**Stated goal**
State the number of lines in these records holding "BRIDGES". Say nothing more.

**Task data**

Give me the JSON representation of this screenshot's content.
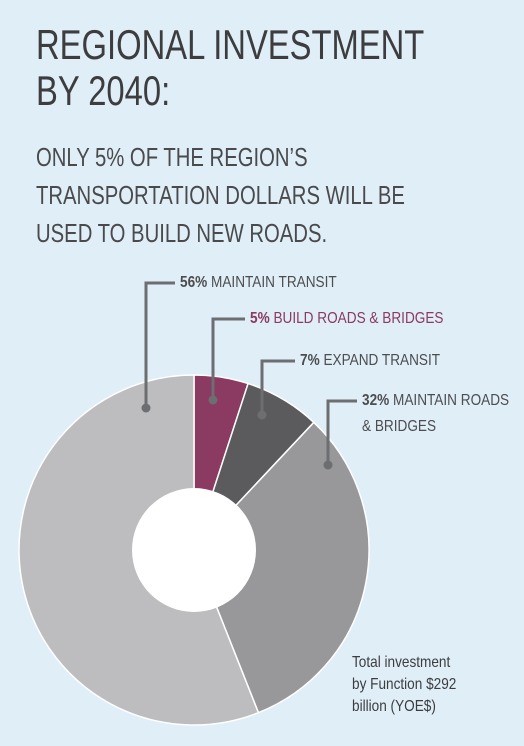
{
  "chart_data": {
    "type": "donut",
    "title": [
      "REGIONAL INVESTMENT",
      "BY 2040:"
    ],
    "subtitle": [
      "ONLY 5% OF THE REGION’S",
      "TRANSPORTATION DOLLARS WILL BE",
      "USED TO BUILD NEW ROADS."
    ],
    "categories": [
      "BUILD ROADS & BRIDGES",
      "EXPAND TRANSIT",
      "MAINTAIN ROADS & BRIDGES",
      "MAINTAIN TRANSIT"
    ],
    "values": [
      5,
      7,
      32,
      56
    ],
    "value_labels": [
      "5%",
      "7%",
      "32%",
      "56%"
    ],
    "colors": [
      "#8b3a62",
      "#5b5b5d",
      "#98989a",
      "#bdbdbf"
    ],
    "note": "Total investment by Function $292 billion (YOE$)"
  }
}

**Expected output**
2